Return all lines with the word "Auteurs" in them.

-------- LISTING --------

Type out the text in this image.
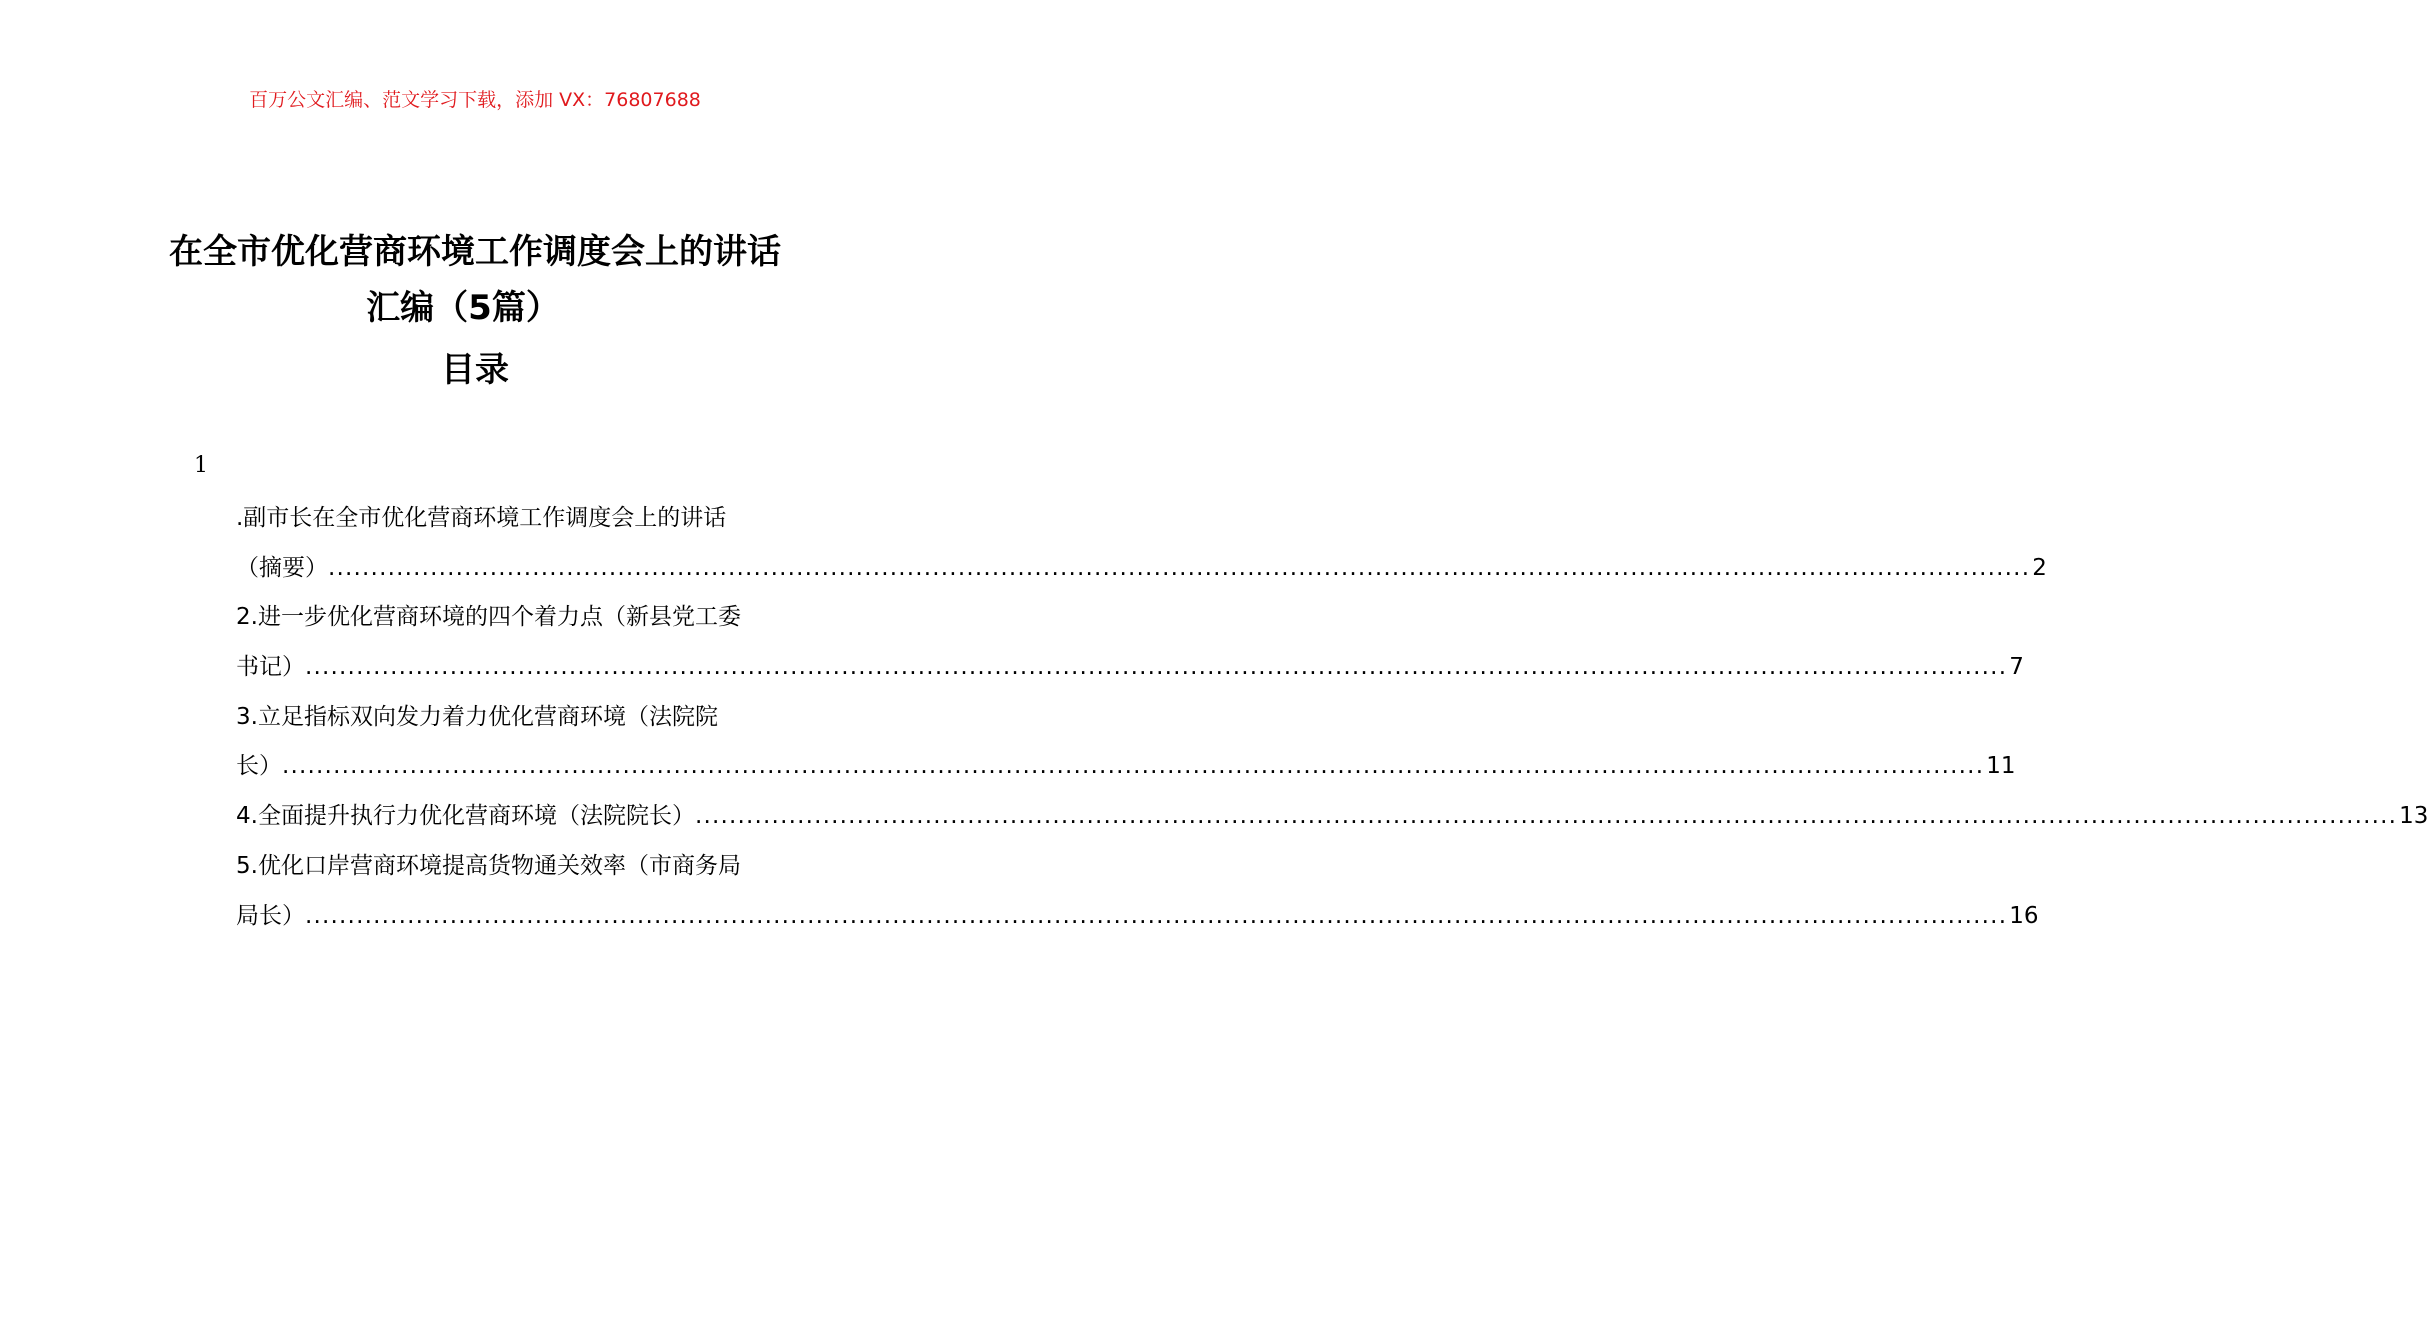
百万公文汇编、范文学习下载，添加 VX：76807688
在全市优化营商环境工作调度会上的讲话
汇编（5篇）
目录
1
.副市长在全市优化营商环境工作调度会上的讲话
（摘要） ........................................................................................................................................................................................................ 2
2.进一步优化营商环境的四个着力点（新县党工委
书记） ........................................................................................................................................................................................................ 7
3.立足指标双向发力着力优化营商环境（法院院
长） ........................................................................................................................................................................................................ 11
4.全面提升执行力优化营商环境（法院院长） ........................................................................................................................................................................................................ 13
5.优化口岸营商环境提高货物通关效率（市商务局
局长） ........................................................................................................................................................................................................ 16
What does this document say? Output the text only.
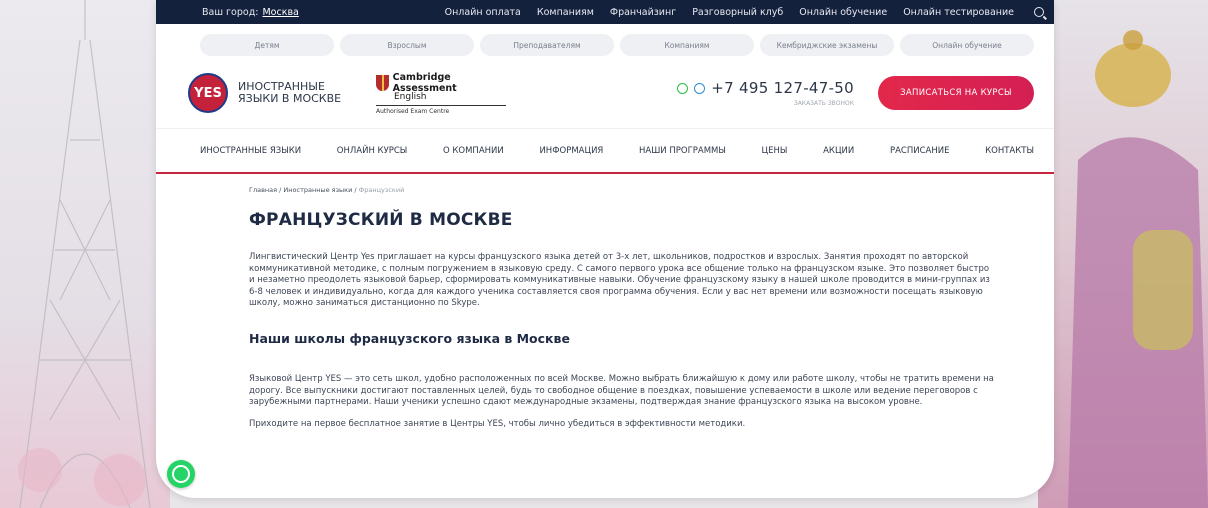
Ваш город: Москва	Онлайн оплата Компаниям Франчайзинг Разговорный клуб Онлайн обучение Онлайн тестирование
Детям	Взрослым	Преподавателям	Компаниям	Кембриджские экзамены	Онлайн обучение
YES ИНОСТРАННЫЕ ЯЗЫКИ В МОСКВЕ
Cambridge Assessment
English
Authorised Exam Centre
+7 495 127-47-50
ЗАКАЗАТЬ ЗВОНОК
ЗАПИСАТЬСЯ НА КУРСЫ
ИНОСТРАННЫЕ ЯЗЫКИ	ОНЛАЙН КУРСЫ	О КОМПАНИИ	ИНФОРМАЦИЯ	НАШИ ПРОГРАММЫ	ЦЕНЫ	АКЦИИ	РАСПИСАНИЕ	КОНТАКТЫ
Главная / Иностранные языки / Французский
ФРАНЦУЗСКИЙ В МОСКВЕ

Лингвистический Центр Yes приглашает на курсы французского языка детей от 3-х лет, школьников, подростков и взрослых. Занятия проходят по авторской коммуникативной методике, с полным погружением в языковую среду. С самого первого урока все общение только на французском языке. Это позволяет быстро и незаметно преодолеть языковой барьер, сформировать коммуникативные навыки. Обучение французскому языку в нашей школе проводится в мини-группах из 6-8 человек и индивидуально, когда для каждого ученика составляется своя программа обучения. Если у вас нет времени или возможности посещать языковую школу, можно заниматься дистанционно по Skype.

Наши школы французского языка в Москве

Языковой Центр YES — это сеть школ, удобно расположенных по всей Москве. Можно выбрать ближайшую к дому или работе школу, чтобы не тратить времени на дорогу. Все выпускники достигают поставленных целей, будь то свободное общение в поездках, повышение успеваемости в школе или ведение переговоров с зарубежными партнерами. Наши ученики успешно сдают международные экзамены, подтверждая знание французского языка на высоком уровне.

Приходите на первое бесплатное занятие в Центры YES, чтобы лично убедиться в эффективности методики.
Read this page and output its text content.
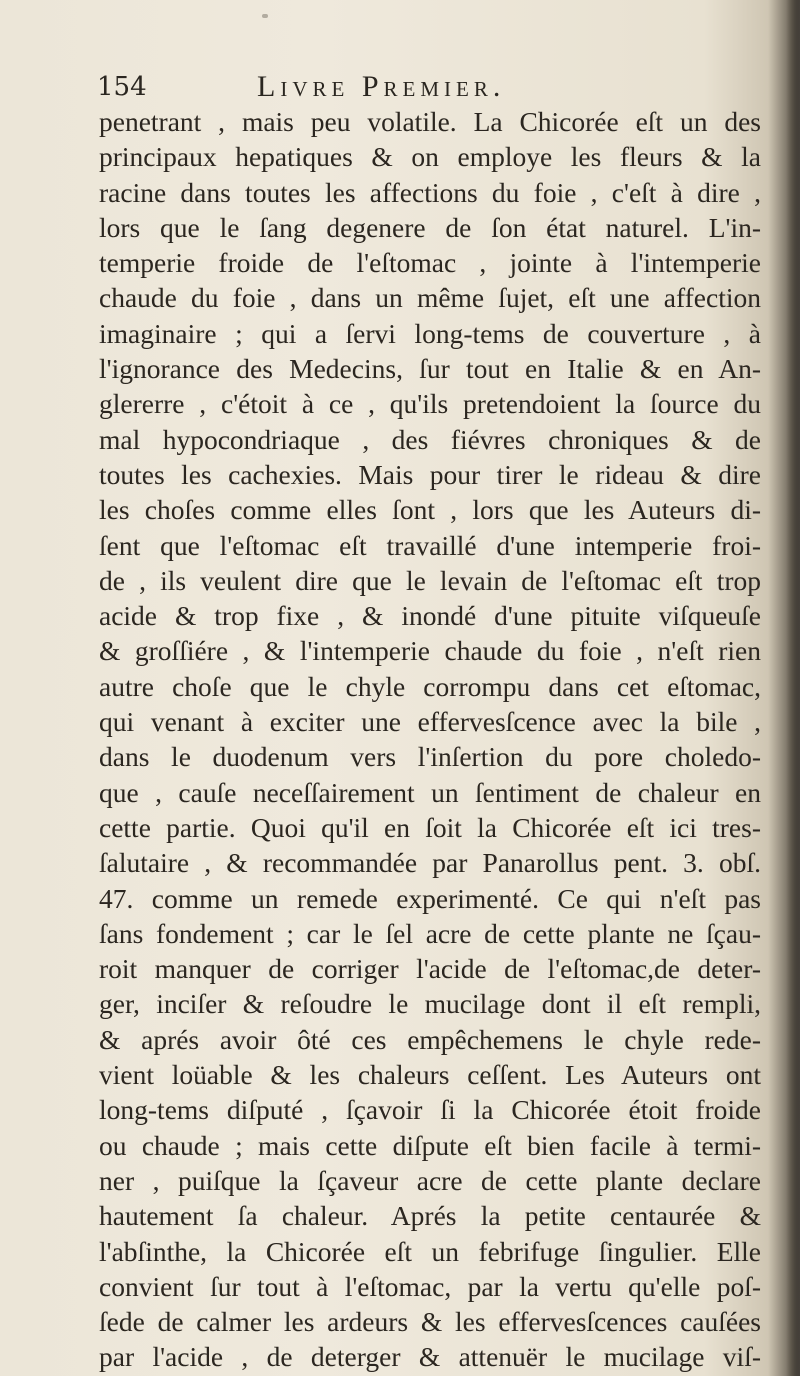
154	Livre Premier.
penetrant , mais peu volatile. La Chicorée eſt un des
principaux hepatiques & on employe les fleurs & la
racine dans toutes les affections du foie , c'eſt à dire ,
lors que le ſang degenere de ſon état naturel. L'in-
temperie froide de l'eſtomac , jointe à l'intemperie
chaude du foie , dans un même ſujet, eſt une affection
imaginaire ; qui a ſervi long-tems de couverture , à
l'ignorance des Medecins, ſur tout en Italie & en An-
glererre , c'étoit à ce , qu'ils pretendoient la ſource du
mal hypocondriaque , des fiévres chroniques & de
toutes les cachexies. Mais pour tirer le rideau & dire
les choſes comme elles ſont , lors que les Auteurs di-
ſent que l'eſtomac eſt travaillé d'une intemperie froi-
de , ils veulent dire que le levain de l'eſtomac eſt trop
acide & trop fixe , & inondé d'une pituite viſqueuſe
& groſſiére , & l'intemperie chaude du foie , n'eſt rien
autre choſe que le chyle corrompu dans cet eſtomac,
qui venant à exciter une effervesſcence avec la bile ,
dans le duodenum vers l'inſertion du pore choledo-
que , cauſe neceſſairement un ſentiment de chaleur en
cette partie. Quoi qu'il en ſoit la Chicorée eſt ici tres-
ſalutaire , & recommandée par Panarollus pent. 3. obſ.
47. comme un remede experimenté. Ce qui n'eſt pas
ſans fondement ; car le ſel acre de cette plante ne ſçau-
roit manquer de corriger l'acide de l'eſtomac,de deter-
ger, inciſer & reſoudre le mucilage dont il eſt rempli,
& aprés avoir ôté ces empêchemens le chyle rede-
vient loüable & les chaleurs ceſſent. Les Auteurs ont
long-tems diſputé , ſçavoir ſi la Chicorée étoit froide
ou chaude ; mais cette diſpute eſt bien facile à termi-
ner , puiſque la ſçaveur acre de cette plante declare
hautement ſa chaleur. Aprés la petite centaurée &
l'abſinthe, la Chicorée eſt un febrifuge ſingulier. Elle
convient ſur tout à l'eſtomac, par la vertu qu'elle poſ-
ſede de calmer les ardeurs & les effervesſcences cauſées
par l'acide , de deterger & attenuër le mucilage viſ-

--------

--- RESULT BELOW ---
les choſes comme elles ſont , lors que les Auteurs di-
vient loüable & les chaleurs ceſſent. Les Auteurs ont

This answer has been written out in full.